Item 10. Additional Information.
(a) Item 10(f) is hereby amended by amending and restating in its entirety the
first sentence of the third paragraph under "THE TENDER OFFER -- Section 1.
Terms of the Offer; Expiration Date" in the Offer to Purchase as follows:
Subject to the applicable regulations of the Commission,
Purchaser also expressly reserves the right, in its sole discretion
(subject to the terms and conditions of the Merger Agreement), at any
time and from time to time, (i) to delay acceptance for payment of, or,
regardless of whether such Shares were theretofore accepted for
payment, payment for, any Shares, pending receipt of any regulatory
approval specified in "THE TENDER OFFER -- Section 13. Certain Legal
Matters and Regulatory Approvals", (ii) to terminate the Offer and not
accept for payment any Shares upon the occurrence of any of the
conditions specified in "THE TENDER OFFER -- Section 12. Certain
Conditions of the Offer" prior to the Expiration Date and (iii) to
waive any condition, except for the Minimum Condition, or otherwise
amend the Offer in any respect, by giving oral or written notice of
such delay, termination, waiver or amendment to the Depositary and by
making a public announcement thereof.

* [GIVEN INSTRUCTION 1]: Copy the listing from its first line through the line containing "gefs-max-point xyxy=(1145,654,1152,660)", reproducing every line in that stretch unchanged.
* [GIVEN INSTRUCTION 2]: Pick up the tender offer amendment text after its last sentence and continue it.

* [DATA FOR THE TASK]:
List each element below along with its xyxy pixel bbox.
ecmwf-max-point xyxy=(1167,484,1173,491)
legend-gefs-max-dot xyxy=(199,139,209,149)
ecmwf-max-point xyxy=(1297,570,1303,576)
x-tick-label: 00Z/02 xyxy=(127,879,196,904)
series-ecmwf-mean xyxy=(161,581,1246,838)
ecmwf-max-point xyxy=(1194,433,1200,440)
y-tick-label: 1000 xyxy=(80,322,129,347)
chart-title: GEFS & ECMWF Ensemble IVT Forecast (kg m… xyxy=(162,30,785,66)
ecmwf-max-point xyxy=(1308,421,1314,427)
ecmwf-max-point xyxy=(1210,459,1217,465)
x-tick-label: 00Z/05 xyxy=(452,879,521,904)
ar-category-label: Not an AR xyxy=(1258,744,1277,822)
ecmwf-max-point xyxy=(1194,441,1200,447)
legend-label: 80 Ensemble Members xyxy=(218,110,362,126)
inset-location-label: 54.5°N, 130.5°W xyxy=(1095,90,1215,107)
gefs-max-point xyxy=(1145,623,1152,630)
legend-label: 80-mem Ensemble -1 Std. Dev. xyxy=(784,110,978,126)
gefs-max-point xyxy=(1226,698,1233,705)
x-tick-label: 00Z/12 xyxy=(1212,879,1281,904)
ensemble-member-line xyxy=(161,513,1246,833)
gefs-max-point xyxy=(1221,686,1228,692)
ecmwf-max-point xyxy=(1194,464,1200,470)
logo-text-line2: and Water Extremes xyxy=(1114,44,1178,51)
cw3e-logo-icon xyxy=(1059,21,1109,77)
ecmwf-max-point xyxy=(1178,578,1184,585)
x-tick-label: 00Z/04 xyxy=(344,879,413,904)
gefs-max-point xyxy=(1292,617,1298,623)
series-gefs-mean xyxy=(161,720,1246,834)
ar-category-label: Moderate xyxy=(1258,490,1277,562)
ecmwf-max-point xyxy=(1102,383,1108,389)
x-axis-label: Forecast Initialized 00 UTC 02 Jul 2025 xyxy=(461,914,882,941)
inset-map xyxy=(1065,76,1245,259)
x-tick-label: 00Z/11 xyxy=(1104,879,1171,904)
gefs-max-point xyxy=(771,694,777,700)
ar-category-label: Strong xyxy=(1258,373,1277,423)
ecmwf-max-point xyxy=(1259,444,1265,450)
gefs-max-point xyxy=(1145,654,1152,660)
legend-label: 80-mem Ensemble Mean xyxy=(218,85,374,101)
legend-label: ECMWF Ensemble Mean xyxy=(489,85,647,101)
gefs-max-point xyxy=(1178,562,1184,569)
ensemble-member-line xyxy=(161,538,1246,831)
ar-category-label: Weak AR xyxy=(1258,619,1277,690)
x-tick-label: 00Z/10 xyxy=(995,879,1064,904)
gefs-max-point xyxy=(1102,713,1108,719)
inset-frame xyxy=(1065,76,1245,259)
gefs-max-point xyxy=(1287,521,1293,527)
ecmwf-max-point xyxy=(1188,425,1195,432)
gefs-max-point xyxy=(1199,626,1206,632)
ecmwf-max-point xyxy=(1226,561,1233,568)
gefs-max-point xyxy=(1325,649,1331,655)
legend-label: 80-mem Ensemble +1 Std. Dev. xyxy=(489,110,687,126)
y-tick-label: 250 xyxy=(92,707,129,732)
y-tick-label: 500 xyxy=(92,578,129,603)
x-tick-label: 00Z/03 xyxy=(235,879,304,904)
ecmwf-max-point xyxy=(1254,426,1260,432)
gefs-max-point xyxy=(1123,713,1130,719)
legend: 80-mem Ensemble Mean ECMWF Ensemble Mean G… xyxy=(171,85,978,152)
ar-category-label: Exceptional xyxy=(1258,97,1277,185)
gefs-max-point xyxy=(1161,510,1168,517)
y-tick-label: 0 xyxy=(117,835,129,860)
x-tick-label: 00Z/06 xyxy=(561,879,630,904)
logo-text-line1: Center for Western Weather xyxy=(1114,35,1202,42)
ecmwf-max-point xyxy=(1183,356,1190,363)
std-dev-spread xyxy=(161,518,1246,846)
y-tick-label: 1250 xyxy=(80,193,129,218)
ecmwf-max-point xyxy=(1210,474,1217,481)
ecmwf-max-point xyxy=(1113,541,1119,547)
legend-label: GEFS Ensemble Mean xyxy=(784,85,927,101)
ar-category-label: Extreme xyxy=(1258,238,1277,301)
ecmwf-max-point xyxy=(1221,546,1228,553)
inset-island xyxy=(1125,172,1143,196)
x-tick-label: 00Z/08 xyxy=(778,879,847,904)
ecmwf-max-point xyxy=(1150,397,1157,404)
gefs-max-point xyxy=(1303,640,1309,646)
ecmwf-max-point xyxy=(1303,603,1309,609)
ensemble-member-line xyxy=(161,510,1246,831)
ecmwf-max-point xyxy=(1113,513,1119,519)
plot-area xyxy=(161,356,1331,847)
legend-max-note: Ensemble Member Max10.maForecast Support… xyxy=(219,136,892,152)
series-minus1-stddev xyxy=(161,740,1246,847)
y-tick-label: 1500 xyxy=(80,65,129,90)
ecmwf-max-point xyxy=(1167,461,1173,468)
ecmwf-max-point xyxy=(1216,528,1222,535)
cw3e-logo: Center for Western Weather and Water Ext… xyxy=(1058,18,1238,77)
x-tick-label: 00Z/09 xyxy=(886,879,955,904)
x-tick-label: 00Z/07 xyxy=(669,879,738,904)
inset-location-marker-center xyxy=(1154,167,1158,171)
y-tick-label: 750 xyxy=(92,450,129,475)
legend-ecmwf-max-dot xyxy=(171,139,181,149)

* [EXERCISE ANSWER 1]:
List each element below along with its xyxy pixel bbox.
ecmwf-max-point xyxy=(1167,484,1173,491)
legend-gefs-max-dot xyxy=(199,139,209,149)
ecmwf-max-point xyxy=(1297,570,1303,576)
x-tick-label: 00Z/02 xyxy=(127,879,196,904)
series-ecmwf-mean xyxy=(161,581,1246,838)
ecmwf-max-point xyxy=(1194,433,1200,440)
y-tick-label: 1000 xyxy=(80,322,129,347)
chart-title: GEFS & ECMWF Ensemble IVT Forecast (kg m… xyxy=(162,30,785,66)
ecmwf-max-point xyxy=(1308,421,1314,427)
ecmwf-max-point xyxy=(1210,459,1217,465)
x-tick-label: 00Z/05 xyxy=(452,879,521,904)
ar-category-label: Not an AR xyxy=(1258,744,1277,822)
ecmwf-max-point xyxy=(1194,441,1200,447)
legend-label: 80 Ensemble Members xyxy=(218,110,362,126)
inset-location-label: 54.5°N, 130.5°W xyxy=(1095,90,1215,107)
gefs-max-point xyxy=(1145,623,1152,630)
legend-label: 80-mem Ensemble -1 Std. Dev. xyxy=(784,110,978,126)
gefs-max-point xyxy=(1226,698,1233,705)
x-tick-label: 00Z/12 xyxy=(1212,879,1281,904)
ensemble-member-line xyxy=(161,513,1246,833)
gefs-max-point xyxy=(1221,686,1228,692)
ecmwf-max-point xyxy=(1194,464,1200,470)
logo-text-line2: and Water Extremes xyxy=(1114,44,1178,51)
cw3e-logo-icon xyxy=(1059,21,1109,77)
ecmwf-max-point xyxy=(1178,578,1184,585)
x-tick-label: 00Z/04 xyxy=(344,879,413,904)
gefs-max-point xyxy=(1292,617,1298,623)
series-gefs-mean xyxy=(161,720,1246,834)
ar-category-label: Moderate xyxy=(1258,490,1277,562)
ecmwf-max-point xyxy=(1102,383,1108,389)
x-axis-label: Forecast Initialized 00 UTC 02 Jul 2025 xyxy=(461,914,882,941)
inset-map xyxy=(1065,76,1245,259)
x-tick-label: 00Z/11 xyxy=(1104,879,1171,904)
gefs-max-point xyxy=(771,694,777,700)
ar-category-label: Strong xyxy=(1258,373,1277,423)
ecmwf-max-point xyxy=(1259,444,1265,450)
gefs-max-point xyxy=(1145,654,1152,660)

* [EXERCISE ANSWER 2]:
(b) Item 10(f) is hereby amended by amending and restating in its entirety the
first paragraph under "THE TENDER OFFER -- Section 2. Acceptance for Payment and
Payment for Shares" in the Offer to Purchase as follows:
2. Acceptance for Payment and Payment for Shares. Upon the
terms and subject to the conditions of the Offer (including, if the
Offer is extended or amended, the terms and conditions of any such
extension or amendment), Purchaser will accept for payment, and will
pay for, all Shares validly tendered and not properly withdrawn prior
to the Expiration Date, promptly after the Expiration Date.
Notwithstanding the immediately preceding sentence and subject to
applicable rules of the Commission and the terms and conditions of the
Merger Agreement, Purchaser expressly reserves the right to delay
acceptance for payment of, or payment for, Shares pending receipt of
any regulatory approvals specified in "THE TENDER OFFER -- Section 13.
Certain Legal Matters and Regulatory Approvals" or in order to comply
in whole or in part with any other applicable law.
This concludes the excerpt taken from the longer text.